=== Materials provided ===

▬▬▬▬▬▬

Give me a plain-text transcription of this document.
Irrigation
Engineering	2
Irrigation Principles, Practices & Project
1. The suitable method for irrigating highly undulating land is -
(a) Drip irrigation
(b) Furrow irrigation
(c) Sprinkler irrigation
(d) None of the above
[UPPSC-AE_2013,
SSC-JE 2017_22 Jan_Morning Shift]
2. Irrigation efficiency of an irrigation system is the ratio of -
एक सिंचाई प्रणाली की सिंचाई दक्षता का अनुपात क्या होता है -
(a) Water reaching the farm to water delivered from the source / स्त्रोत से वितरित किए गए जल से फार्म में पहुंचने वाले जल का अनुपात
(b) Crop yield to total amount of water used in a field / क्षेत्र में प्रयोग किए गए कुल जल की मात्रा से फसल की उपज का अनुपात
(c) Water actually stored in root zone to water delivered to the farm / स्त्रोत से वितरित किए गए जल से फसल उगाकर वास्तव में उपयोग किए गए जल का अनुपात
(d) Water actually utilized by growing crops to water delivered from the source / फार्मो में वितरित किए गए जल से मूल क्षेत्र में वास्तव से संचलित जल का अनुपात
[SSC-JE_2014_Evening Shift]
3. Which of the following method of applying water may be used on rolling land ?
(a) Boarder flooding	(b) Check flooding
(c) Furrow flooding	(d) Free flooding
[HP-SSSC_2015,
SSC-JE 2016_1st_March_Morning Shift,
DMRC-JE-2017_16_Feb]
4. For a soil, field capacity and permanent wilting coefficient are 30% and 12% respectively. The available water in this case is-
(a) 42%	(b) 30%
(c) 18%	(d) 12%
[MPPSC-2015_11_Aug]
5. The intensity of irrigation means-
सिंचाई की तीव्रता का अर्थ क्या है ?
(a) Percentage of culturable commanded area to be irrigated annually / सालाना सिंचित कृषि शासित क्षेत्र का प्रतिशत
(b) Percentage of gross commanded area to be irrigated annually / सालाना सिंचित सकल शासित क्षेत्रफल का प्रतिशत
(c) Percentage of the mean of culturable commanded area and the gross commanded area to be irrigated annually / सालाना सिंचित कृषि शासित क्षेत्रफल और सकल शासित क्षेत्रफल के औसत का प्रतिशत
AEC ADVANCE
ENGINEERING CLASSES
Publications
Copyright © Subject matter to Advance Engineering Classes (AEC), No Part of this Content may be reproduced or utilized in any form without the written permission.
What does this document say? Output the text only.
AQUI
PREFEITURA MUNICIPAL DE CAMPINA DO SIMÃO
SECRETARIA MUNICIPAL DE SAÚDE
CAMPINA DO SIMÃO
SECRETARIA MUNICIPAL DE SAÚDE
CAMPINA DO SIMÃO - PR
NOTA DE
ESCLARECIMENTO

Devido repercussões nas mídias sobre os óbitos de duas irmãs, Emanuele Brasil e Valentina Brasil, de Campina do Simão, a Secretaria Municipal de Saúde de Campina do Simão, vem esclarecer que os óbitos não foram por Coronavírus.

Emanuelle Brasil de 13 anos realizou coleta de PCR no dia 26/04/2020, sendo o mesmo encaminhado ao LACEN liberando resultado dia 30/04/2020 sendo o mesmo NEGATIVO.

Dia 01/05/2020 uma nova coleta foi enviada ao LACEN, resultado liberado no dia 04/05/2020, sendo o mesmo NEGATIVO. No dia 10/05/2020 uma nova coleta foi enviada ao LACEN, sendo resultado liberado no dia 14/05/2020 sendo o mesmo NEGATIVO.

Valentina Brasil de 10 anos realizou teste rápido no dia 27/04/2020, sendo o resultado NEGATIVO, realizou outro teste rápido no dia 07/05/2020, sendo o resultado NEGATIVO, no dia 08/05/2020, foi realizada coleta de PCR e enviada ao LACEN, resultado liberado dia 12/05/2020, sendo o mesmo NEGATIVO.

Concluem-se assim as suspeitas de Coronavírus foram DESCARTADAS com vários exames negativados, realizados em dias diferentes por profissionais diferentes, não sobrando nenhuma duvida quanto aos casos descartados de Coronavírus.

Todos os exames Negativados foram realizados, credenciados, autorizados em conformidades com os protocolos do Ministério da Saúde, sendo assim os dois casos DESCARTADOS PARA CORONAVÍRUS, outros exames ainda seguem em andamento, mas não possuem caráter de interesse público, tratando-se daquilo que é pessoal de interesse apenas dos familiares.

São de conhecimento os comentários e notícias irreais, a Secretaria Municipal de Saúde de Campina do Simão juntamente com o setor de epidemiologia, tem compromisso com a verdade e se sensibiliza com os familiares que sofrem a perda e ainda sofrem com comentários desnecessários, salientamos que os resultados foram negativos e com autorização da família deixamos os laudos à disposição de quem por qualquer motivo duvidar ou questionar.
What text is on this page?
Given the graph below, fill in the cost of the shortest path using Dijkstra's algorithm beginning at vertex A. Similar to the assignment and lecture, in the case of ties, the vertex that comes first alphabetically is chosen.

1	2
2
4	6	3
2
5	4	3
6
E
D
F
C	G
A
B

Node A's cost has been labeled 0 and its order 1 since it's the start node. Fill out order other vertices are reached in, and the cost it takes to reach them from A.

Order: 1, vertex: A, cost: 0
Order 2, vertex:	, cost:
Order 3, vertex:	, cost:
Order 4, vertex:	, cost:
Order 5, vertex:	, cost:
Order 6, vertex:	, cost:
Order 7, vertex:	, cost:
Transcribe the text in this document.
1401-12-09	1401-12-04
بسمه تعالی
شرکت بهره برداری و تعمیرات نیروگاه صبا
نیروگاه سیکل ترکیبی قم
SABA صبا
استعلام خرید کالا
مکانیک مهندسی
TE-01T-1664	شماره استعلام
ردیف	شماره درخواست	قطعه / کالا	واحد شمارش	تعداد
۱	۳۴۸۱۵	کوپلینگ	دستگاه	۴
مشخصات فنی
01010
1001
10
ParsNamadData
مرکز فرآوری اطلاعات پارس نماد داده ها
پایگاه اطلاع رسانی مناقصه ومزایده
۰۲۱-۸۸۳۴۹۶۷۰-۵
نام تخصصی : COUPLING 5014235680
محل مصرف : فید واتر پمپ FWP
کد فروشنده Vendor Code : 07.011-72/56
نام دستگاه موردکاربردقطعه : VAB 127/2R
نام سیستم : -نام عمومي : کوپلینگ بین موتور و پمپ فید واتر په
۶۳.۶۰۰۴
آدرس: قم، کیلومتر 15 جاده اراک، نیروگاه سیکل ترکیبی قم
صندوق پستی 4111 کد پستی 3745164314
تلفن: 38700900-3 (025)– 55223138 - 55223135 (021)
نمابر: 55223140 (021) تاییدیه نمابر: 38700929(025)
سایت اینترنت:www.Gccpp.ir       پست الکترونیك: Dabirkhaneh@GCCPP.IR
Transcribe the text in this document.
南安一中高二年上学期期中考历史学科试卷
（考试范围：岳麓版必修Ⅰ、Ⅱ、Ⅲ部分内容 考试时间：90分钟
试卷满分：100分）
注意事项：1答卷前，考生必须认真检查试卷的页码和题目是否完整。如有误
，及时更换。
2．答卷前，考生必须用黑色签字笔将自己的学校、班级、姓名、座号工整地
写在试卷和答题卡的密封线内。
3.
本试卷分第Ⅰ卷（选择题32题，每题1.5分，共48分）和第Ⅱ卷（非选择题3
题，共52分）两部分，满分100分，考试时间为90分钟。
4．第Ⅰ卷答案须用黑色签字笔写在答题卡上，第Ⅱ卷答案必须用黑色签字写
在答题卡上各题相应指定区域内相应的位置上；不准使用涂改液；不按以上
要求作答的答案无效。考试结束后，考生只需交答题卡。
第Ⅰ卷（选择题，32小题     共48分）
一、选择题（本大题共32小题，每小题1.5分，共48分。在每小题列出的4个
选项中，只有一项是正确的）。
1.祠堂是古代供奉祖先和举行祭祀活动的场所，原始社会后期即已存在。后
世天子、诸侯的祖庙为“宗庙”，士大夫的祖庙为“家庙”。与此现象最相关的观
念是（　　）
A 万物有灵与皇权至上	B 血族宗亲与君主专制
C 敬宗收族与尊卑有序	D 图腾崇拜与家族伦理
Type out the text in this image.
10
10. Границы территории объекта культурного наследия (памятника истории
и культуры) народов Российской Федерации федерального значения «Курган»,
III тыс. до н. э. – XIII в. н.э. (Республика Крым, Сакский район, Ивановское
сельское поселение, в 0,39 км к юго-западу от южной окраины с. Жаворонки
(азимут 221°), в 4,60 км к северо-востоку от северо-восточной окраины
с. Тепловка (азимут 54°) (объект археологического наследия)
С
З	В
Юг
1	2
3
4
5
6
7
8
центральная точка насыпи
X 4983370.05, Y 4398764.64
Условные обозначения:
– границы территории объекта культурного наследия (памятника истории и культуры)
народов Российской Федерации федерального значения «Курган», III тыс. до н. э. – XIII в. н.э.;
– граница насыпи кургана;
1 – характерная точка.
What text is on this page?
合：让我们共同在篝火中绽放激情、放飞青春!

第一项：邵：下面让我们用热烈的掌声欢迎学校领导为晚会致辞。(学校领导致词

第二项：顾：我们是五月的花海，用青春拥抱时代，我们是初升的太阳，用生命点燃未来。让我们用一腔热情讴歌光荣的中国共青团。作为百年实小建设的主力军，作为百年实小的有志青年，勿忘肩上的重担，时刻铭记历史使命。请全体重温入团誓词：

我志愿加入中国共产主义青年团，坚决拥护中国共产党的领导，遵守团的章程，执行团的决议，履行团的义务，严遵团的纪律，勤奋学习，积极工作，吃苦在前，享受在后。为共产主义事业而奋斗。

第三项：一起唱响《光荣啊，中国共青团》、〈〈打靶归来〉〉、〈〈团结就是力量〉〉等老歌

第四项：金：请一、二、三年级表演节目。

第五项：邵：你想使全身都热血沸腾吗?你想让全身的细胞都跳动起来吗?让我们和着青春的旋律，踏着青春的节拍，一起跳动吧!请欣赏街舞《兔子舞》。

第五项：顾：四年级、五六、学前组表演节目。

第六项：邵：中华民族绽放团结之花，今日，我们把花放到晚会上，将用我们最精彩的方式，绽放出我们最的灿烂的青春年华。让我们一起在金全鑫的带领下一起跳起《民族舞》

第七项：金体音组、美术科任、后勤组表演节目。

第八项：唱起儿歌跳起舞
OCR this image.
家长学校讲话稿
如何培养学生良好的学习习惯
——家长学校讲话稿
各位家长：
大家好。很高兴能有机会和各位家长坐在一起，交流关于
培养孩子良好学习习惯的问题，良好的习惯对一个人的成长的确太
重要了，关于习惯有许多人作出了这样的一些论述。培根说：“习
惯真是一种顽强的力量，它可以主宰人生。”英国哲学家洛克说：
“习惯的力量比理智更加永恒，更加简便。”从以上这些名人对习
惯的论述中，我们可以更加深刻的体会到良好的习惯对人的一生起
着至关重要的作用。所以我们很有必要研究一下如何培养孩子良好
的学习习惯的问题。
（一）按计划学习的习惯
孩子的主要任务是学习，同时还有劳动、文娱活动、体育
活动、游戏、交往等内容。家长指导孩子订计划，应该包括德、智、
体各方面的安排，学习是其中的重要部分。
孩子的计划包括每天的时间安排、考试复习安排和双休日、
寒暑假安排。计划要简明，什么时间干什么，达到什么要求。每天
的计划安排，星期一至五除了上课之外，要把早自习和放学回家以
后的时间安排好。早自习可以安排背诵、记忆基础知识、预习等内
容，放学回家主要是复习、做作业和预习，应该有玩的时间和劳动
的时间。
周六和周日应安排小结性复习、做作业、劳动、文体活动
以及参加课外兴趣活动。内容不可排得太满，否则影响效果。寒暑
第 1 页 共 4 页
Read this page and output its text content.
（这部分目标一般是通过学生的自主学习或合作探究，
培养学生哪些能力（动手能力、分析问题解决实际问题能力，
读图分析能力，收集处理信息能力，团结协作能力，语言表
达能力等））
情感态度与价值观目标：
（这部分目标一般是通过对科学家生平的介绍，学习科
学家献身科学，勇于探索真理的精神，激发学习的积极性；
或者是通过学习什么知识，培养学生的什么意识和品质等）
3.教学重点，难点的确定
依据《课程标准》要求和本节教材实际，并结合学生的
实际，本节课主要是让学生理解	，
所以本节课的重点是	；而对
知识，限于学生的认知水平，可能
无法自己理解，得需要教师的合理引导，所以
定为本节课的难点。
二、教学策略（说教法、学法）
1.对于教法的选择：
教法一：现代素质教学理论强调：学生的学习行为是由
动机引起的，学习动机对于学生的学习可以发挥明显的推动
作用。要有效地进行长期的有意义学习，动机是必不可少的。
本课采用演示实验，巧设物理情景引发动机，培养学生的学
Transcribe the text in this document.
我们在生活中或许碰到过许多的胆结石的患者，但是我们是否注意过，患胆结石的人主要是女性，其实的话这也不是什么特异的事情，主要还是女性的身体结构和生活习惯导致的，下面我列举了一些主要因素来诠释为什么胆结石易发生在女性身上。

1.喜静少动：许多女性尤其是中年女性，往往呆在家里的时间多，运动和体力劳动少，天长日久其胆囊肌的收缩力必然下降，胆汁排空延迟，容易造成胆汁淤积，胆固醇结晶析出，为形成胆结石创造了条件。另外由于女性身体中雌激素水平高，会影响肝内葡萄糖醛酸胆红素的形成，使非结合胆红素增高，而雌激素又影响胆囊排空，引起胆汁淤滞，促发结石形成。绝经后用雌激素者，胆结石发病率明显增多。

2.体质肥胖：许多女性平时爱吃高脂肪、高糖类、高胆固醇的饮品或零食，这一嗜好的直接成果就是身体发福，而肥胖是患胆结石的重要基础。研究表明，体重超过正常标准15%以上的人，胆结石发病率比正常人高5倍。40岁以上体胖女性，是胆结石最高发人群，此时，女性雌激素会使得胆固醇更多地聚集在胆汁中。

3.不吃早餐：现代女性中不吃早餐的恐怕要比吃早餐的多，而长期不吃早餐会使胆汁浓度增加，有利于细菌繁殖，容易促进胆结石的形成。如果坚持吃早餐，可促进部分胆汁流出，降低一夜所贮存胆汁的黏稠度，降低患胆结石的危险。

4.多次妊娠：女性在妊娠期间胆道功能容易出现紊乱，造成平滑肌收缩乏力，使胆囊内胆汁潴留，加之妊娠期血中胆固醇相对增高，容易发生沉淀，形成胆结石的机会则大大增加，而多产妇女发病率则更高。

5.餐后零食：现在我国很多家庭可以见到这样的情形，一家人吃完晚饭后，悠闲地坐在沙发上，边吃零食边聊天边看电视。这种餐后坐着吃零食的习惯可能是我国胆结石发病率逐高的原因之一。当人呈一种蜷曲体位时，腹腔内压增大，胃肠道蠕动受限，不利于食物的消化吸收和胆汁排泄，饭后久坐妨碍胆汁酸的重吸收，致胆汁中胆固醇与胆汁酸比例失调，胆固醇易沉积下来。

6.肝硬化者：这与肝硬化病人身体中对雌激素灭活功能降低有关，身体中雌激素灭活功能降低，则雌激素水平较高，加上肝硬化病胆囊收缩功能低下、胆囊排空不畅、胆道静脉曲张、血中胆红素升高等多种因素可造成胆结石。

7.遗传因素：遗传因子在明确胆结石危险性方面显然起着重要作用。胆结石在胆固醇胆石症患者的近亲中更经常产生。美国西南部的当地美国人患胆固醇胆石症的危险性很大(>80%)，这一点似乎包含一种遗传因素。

▬▬▬▬▬▬

=== Task to carry out ===
Check each line above for the word "familiares", and copy the lines where it appears.

=== Exercise output ===
Todos os exames Negativados foram realizados, credenciados, autorizados em conformidades com os protocolos do Ministério da Saúde, sendo assim os dois casos DESCARTADOS PARA CORONAVÍRUS, outros exames ainda seguem em andamento, mas não possuem caráter de interesse público, tratando-se daquilo que é pessoal de interesse apenas dos familiares.
São de conhecimento os comentários e notícias irreais, a Secretaria Municipal de Saúde de Campina do Simão juntamente com o setor de epidemiologia, tem compromisso com a verdade e se sensibiliza com os familiares que sofrem a perda e ainda sofrem com comentários desnecessários, salientamos que os resultados foram negativos e com autorização da família deixamos os laudos à disposição de quem por qualquer motivo duvidar ou questionar.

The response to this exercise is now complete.